## Given exercise:
In the listing that follows, count each line containing the string "Gornja" and report only the count.

## Dataset records:
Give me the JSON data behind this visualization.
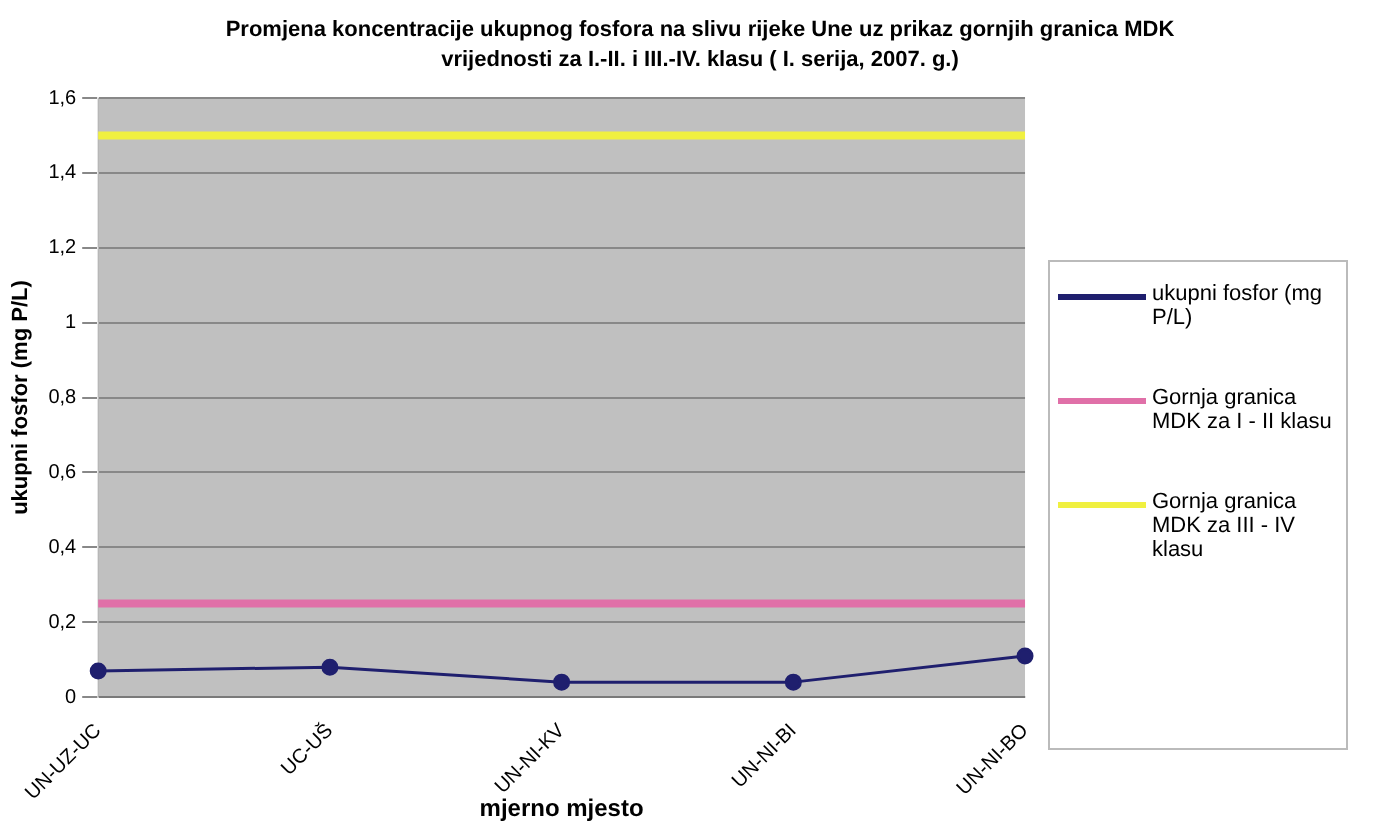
{
  "chart_data": {
    "type": "line",
    "title": "Promjena koncentracije ukupnog fosfora na slivu rijeke Une uz prikaz gornjih granica MDK vrijednosti za I.-II. i III.-IV. klasu ( I. serija, 2007. g.)",
    "xlabel": "mjerno mjesto",
    "ylabel": "ukupni fosfor (mg P/L)",
    "categories": [
      "UN-UZ-UC",
      "UC-UŠ",
      "UN-NI-KV",
      "UN-NI-BI",
      "UN-NI-BO"
    ],
    "series": [
      {
        "name": "ukupni fosfor (mg P/L)",
        "color": "#1f1f6e",
        "marker": "circle",
        "values": [
          0.07,
          0.08,
          0.04,
          0.04,
          0.11
        ]
      },
      {
        "name": "Gornja granica MDK za I - II klasu",
        "color": "#e070a8",
        "marker": "none",
        "values": [
          0.25,
          0.25,
          0.25,
          0.25,
          0.25
        ]
      },
      {
        "name": "Gornja granica MDK za III - IV klasu",
        "color": "#f0f040",
        "marker": "none",
        "values": [
          1.5,
          1.5,
          1.5,
          1.5,
          1.5
        ]
      }
    ],
    "ylim": [
      0,
      1.6
    ],
    "yticks": [
      0,
      {
        "value": 0.2,
        "label": "0,2"
      },
      {
        "value": 0.4,
        "label": "0,4"
      },
      {
        "value": 0.6,
        "label": "0,6"
      },
      {
        "value": 0.8,
        "label": "0,8"
      },
      1,
      {
        "value": 1.2,
        "label": "1,2"
      },
      {
        "value": 1.4,
        "label": "1,4"
      },
      {
        "value": 1.6,
        "label": "1,6"
      }
    ],
    "grid": "y",
    "legend": "right"
  }
}
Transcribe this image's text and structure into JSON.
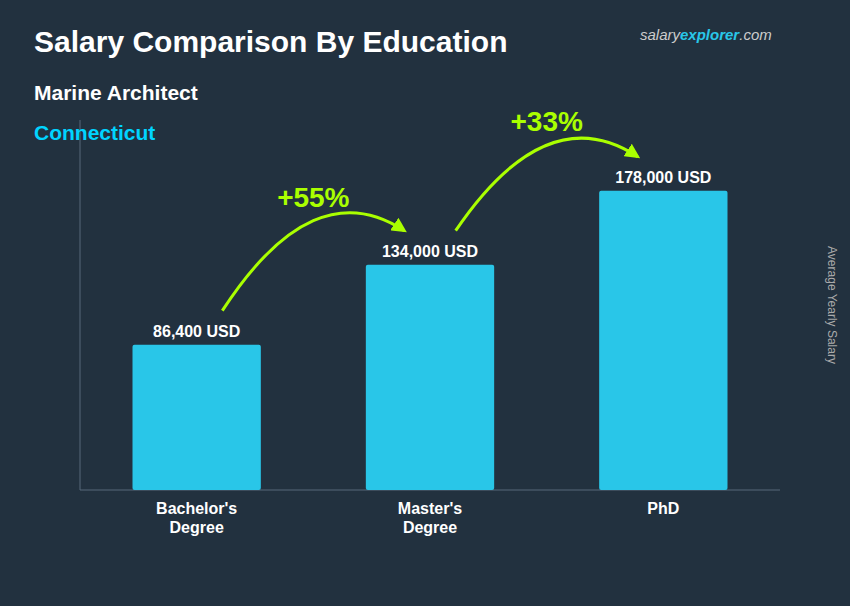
{
  "chart_data": {
    "type": "bar",
    "title": "Salary Comparison By Education",
    "subtitle": [
      "Marine Architect",
      "Connecticut"
    ],
    "ylabel": "Average Yearly Salary",
    "watermark": [
      "salary",
      "explorer",
      ".com"
    ],
    "categories": [
      "Bachelor's\nDegree",
      "Master's\nDegree",
      "PhD"
    ],
    "values": [
      86400,
      134000,
      178000
    ],
    "value_labels": [
      "86,400 USD",
      "134,000 USD",
      "178,000 USD"
    ],
    "data_labels": true,
    "color": "#29C6E8",
    "ylim": [
      0,
      220000
    ],
    "tick_labels": "x",
    "annotations": [
      "+55%",
      "+33%"
    ]
  }
}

## Solution for this exercise:
2